DO THIS:
Copy the lines below verbatim, beginning with the line containing "bracket: lamp 2 (513, 187, 686, 255)" and ending with the line containing "dimension 42 (483, 477, 514, 522)".

#####

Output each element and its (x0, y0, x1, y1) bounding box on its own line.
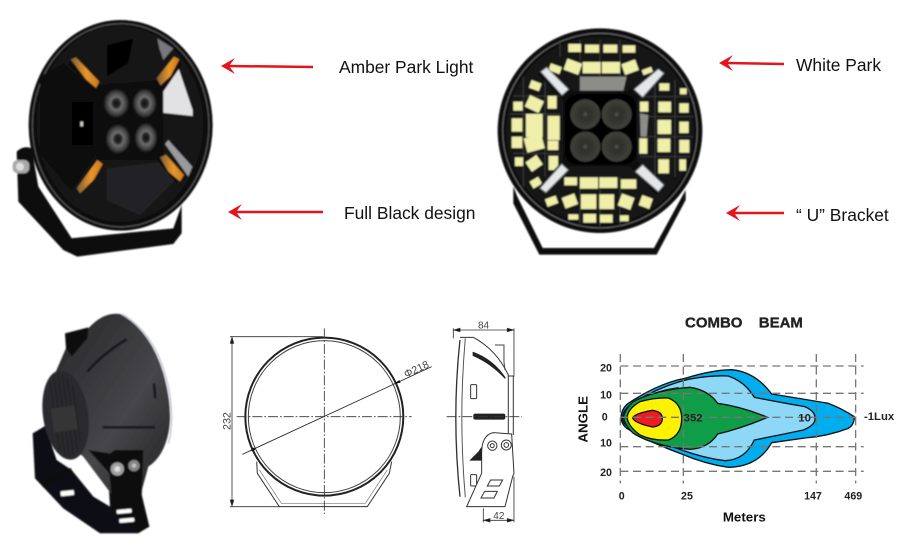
bracket: lamp 2 (513, 187, 686, 255)
chart title: COMBO BEAM (685, 315, 803, 332)
cable (42, 470, 72, 485)
lamp body: lamp 1 (29, 20, 213, 231)
lamp body: lamp 2 (498, 28, 702, 233)
lamp circle (245, 338, 403, 496)
dimension 84 (453, 320, 514, 377)
rear cover disc (37, 367, 94, 463)
side plate (88, 450, 149, 532)
contour values: -1Lux (864, 411, 895, 423)
photo: rear view of lamp (33, 314, 172, 533)
x axis labels: 0 (619, 491, 625, 503)
X frame: lamp 2 (538, 68, 665, 195)
lens rim sliver (122, 314, 172, 443)
technical drawing: side view with dimensions (447, 320, 522, 522)
x axis labels: 25 (681, 491, 693, 503)
bracket slots (60, 490, 134, 523)
side center line (447, 415, 522, 418)
peak contour (633, 410, 662, 427)
arrow: to white park (719, 55, 784, 71)
y axis labels: 10 (600, 389, 612, 401)
x axis title: Meters (723, 509, 766, 524)
LED tile reflections: lamp 2 (512, 44, 689, 223)
photo: amber park light lamp, front three-quarter view (13, 20, 213, 257)
y axis labels: 20 (600, 362, 612, 374)
height dimension and label (221, 337, 323, 507)
label: U bracket: “ U” Bracket (796, 205, 889, 225)
contour values: 10 (798, 412, 811, 424)
top adjuster (65, 327, 88, 357)
label: full black design: Full Black design (344, 203, 475, 223)
contour values: 352 (684, 413, 703, 425)
faint contour (624, 387, 680, 447)
x axis labels: 469 (844, 491, 862, 503)
white park lights: lamp 2 (540, 67, 664, 193)
y axis labels: 10 (600, 437, 612, 449)
1 lux contour (621, 370, 854, 467)
rear ribs (87, 339, 155, 427)
side vents (471, 385, 477, 486)
bracket outline (257, 462, 392, 507)
bracket: lamp 1 (17, 147, 182, 257)
chrome reflections: lamp 2 (580, 77, 648, 137)
lens: lamp 1 (37, 26, 203, 222)
chart: combo beam pattern (575, 315, 895, 524)
dimension 42 (483, 477, 514, 522)
side bracket (467, 433, 514, 507)
label: white park: White Park (796, 55, 881, 75)
side body outline (456, 337, 513, 497)
arrow: to amber park light (221, 58, 313, 74)
arrow: to full black design (228, 204, 323, 220)
dimension 84: 84 (478, 320, 490, 331)
label: amber park light: Amber Park Light (339, 57, 474, 77)
high intensity contour (627, 398, 682, 440)
photo: white park lamp, front view lit (498, 28, 702, 255)
y axis labels (600, 362, 612, 479)
x axis labels (619, 491, 862, 503)
center LED module: lamp 2 (565, 94, 636, 165)
dimension 42: 42 (493, 511, 505, 522)
center LED module: lamp 1 (98, 83, 162, 158)
rear housing (45, 314, 170, 497)
diameter line and label (242, 359, 432, 454)
amber park lights: lamp 1 (71, 57, 184, 193)
10 lux contour (622, 376, 815, 461)
y axis labels: 20 (600, 467, 612, 479)
bolt: lamp 1 (13, 160, 29, 173)
grid (620, 354, 864, 483)
X frame: lamp 1 (68, 57, 183, 195)
diameter line and label: Φ218 (402, 359, 431, 381)
x axis labels: 147 (804, 491, 822, 503)
rear bracket (33, 426, 149, 533)
height dimension and label: 232 (221, 412, 233, 430)
bolts (111, 460, 140, 476)
contour values (684, 411, 895, 425)
center lines (237, 328, 412, 514)
grid lines: lamp 2 (510, 40, 693, 227)
side rib (473, 353, 505, 378)
y axis title: ANGLE (575, 396, 590, 443)
352 lux contour (624, 387, 768, 449)
y axis labels: 0 (602, 412, 608, 424)
technical drawing: front view with dimensions (221, 328, 432, 514)
arrow: to U bracket (726, 205, 784, 221)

#####

EXPECTED OUTPUT:
bracket: lamp 2 (513, 187, 686, 255)
chart title: COMBO BEAM (685, 315, 803, 332)
cable (42, 470, 72, 485)
lamp body: lamp 1 (29, 20, 213, 231)
lamp body: lamp 2 (498, 28, 702, 233)
lamp circle (245, 338, 403, 496)
dimension 84 (453, 320, 514, 377)
rear cover disc (37, 367, 94, 463)
side plate (88, 450, 149, 532)
contour values: -1Lux (864, 411, 895, 423)
photo: rear view of lamp (33, 314, 172, 533)
x axis labels: 0 (619, 491, 625, 503)
X frame: lamp 2 (538, 68, 665, 195)
lens rim sliver (122, 314, 172, 443)
technical drawing: side view with dimensions (447, 320, 522, 522)
x axis labels: 25 (681, 491, 693, 503)
bracket slots (60, 490, 134, 523)
side center line (447, 415, 522, 418)
peak contour (633, 410, 662, 427)
arrow: to white park (719, 55, 784, 71)
y axis labels: 10 (600, 389, 612, 401)
x axis title: Meters (723, 509, 766, 524)
LED tile reflections: lamp 2 (512, 44, 689, 223)
photo: amber park light lamp, front three-quarter view (13, 20, 213, 257)
y axis labels: 20 (600, 362, 612, 374)
height dimension and label (221, 337, 323, 507)
label: U bracket: “ U” Bracket (796, 205, 889, 225)
contour values: 10 (798, 412, 811, 424)
top adjuster (65, 327, 88, 357)
label: full black design: Full Black design (344, 203, 475, 223)
contour values: 352 (684, 413, 703, 425)
faint contour (624, 387, 680, 447)
x axis labels: 469 (844, 491, 862, 503)
white park lights: lamp 2 (540, 67, 664, 193)
y axis labels: 10 (600, 437, 612, 449)
1 lux contour (621, 370, 854, 467)
rear ribs (87, 339, 155, 427)
side vents (471, 385, 477, 486)
bracket outline (257, 462, 392, 507)
bracket: lamp 1 (17, 147, 182, 257)
chrome reflections: lamp 2 (580, 77, 648, 137)
lens: lamp 1 (37, 26, 203, 222)
chart: combo beam pattern (575, 315, 895, 524)
dimension 42 (483, 477, 514, 522)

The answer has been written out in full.